Saved entries

· · · · ·

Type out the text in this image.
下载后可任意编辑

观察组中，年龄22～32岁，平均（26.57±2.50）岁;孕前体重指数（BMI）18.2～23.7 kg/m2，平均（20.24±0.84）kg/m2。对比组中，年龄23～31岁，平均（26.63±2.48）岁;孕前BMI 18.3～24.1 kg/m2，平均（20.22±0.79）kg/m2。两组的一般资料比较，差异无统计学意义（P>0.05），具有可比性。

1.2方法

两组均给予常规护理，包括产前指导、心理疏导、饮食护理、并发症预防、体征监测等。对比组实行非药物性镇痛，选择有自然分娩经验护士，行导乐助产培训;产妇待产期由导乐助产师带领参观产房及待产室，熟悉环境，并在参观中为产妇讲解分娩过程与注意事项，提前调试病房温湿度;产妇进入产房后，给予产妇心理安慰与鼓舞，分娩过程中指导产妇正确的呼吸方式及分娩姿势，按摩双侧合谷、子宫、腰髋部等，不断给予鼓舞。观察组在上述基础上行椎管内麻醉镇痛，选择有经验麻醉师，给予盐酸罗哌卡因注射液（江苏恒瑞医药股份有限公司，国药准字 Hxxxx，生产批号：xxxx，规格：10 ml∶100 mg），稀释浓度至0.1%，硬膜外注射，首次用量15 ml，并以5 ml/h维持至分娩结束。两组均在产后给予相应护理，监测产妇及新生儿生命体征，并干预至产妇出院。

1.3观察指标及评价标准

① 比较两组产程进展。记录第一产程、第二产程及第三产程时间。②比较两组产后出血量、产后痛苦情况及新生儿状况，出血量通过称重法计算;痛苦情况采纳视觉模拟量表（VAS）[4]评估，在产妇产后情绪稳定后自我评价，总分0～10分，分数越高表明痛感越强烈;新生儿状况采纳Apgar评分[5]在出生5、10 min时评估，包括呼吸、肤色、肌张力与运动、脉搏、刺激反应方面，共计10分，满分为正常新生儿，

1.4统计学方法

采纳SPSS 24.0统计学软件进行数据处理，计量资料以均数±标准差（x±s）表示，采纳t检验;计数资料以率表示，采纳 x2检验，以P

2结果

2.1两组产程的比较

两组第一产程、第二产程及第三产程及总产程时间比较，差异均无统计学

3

· · · · ·

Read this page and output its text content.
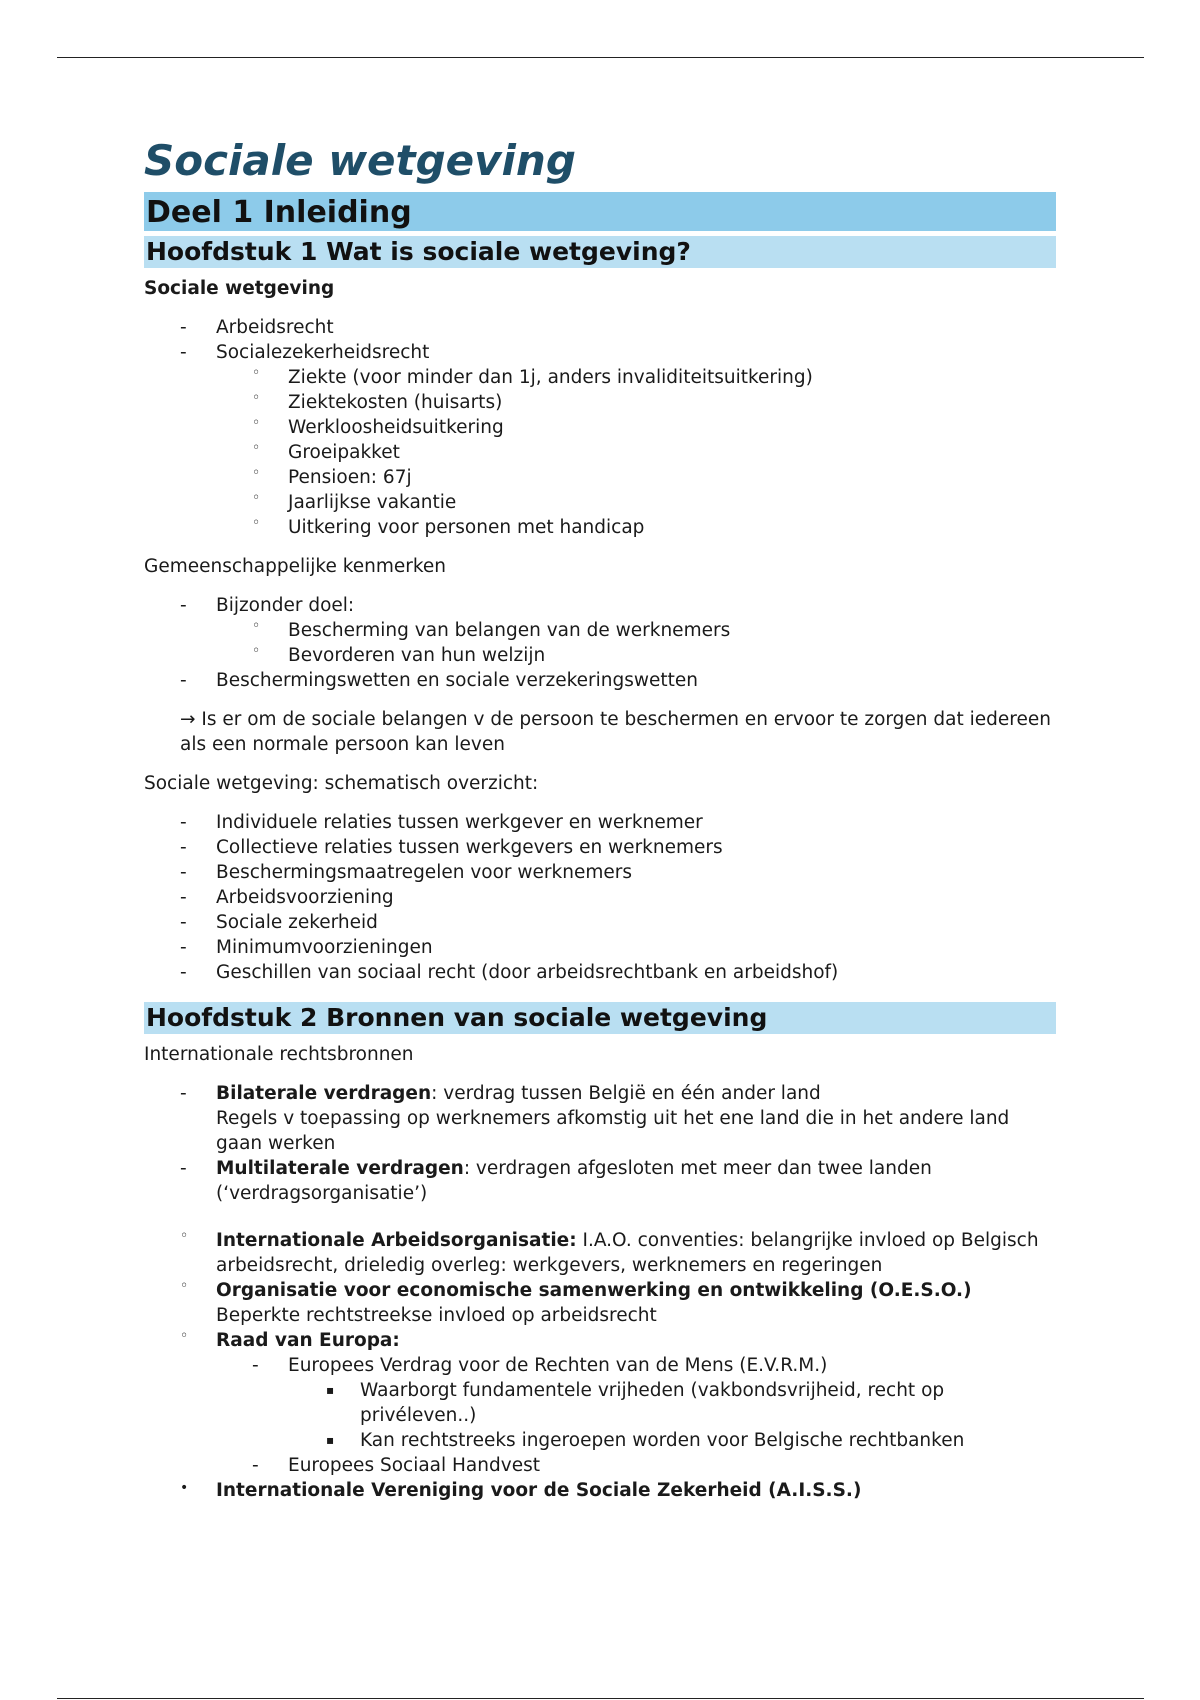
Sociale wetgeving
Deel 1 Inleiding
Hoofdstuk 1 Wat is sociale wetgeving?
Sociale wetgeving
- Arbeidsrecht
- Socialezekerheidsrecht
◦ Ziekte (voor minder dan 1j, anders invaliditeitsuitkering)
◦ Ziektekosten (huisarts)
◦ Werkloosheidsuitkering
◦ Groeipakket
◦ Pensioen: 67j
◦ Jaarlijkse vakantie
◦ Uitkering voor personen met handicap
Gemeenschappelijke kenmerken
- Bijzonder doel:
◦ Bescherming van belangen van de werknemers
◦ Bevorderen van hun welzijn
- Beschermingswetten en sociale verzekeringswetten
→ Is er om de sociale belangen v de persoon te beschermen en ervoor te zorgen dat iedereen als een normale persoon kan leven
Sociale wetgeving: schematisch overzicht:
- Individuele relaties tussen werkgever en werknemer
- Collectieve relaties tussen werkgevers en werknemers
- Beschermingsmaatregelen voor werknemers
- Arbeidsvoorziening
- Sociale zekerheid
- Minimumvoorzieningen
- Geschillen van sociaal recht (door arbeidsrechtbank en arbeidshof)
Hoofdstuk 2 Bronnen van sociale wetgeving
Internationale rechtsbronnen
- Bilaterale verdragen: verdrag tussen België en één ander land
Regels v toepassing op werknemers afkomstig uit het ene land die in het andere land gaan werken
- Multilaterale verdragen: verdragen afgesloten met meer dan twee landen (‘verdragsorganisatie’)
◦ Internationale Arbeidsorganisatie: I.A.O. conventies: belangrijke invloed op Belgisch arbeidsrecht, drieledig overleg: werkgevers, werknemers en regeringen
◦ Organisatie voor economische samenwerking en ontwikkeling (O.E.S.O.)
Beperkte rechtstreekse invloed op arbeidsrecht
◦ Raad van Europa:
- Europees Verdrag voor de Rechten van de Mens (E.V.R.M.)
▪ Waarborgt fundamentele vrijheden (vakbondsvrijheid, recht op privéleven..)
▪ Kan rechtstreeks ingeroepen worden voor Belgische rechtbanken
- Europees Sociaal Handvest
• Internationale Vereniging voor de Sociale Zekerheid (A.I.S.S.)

· · · · ·

- _Goal_:
Filter the data, keeping only the lines that contain "text".

- _Exercise response_:
Type out the text in this image.
Read this page and output its text content.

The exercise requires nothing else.